Data extracted from a collection
········

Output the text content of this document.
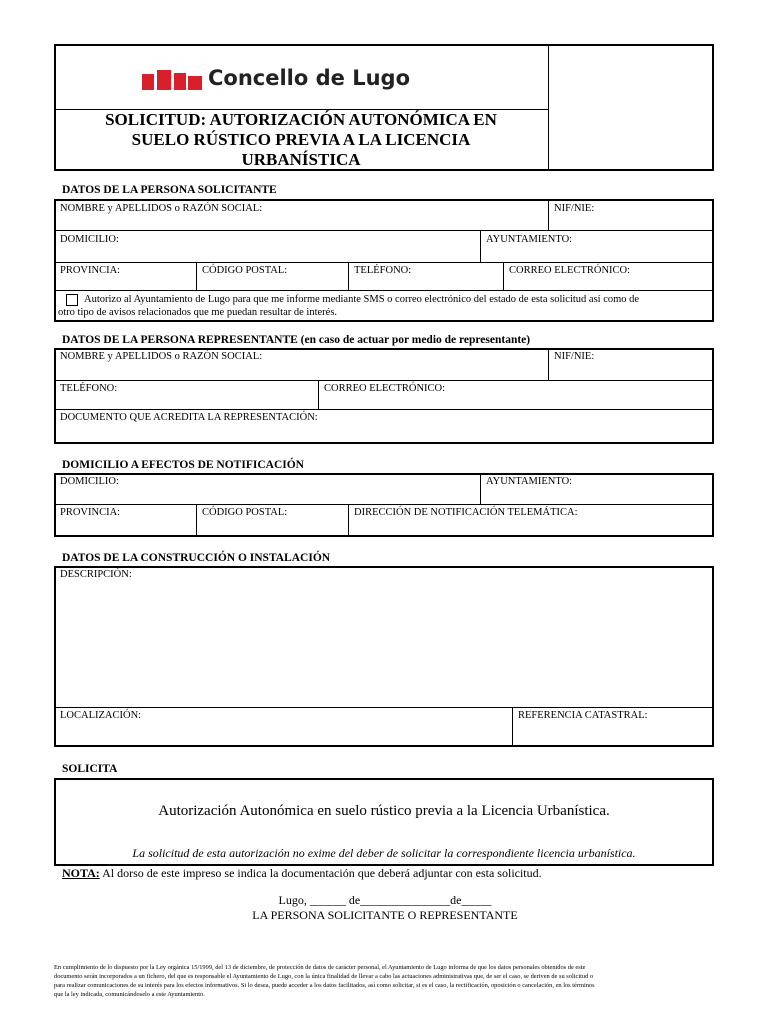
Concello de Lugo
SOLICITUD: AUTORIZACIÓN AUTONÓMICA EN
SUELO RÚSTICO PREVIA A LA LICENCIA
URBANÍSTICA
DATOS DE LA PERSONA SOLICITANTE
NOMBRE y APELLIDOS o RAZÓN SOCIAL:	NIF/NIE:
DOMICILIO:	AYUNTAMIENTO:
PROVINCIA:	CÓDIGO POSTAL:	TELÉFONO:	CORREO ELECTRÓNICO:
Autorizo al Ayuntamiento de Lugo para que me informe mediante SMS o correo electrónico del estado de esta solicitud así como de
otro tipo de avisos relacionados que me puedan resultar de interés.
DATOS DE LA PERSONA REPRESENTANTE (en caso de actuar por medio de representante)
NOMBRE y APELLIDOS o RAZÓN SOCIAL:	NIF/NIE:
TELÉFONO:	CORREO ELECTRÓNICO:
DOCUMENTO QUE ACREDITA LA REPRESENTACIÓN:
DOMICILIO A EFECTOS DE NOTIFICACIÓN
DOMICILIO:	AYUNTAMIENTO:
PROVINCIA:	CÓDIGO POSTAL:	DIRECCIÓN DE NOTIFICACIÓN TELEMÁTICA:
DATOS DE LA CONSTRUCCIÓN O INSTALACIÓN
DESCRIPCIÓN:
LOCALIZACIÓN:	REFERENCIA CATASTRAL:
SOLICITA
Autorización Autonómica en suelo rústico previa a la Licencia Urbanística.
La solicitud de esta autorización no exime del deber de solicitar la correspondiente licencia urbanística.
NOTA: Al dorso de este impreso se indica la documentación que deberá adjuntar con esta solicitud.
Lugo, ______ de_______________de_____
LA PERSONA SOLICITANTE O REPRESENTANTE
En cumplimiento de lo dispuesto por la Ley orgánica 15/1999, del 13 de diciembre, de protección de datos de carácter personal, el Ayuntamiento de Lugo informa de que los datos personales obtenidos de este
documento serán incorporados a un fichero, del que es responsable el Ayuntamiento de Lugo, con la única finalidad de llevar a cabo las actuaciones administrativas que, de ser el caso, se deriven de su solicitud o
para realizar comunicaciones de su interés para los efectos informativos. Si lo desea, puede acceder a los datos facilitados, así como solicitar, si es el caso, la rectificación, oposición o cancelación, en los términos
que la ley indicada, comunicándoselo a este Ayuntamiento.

········

→ What you need to do: Scan the entries above for the word "REPRESENTANTE" and collect each line holding it.

→ Answer:
DATOS DE LA PERSONA REPRESENTANTE (en caso de actuar por medio de representante)
LA PERSONA SOLICITANTE O REPRESENTANTE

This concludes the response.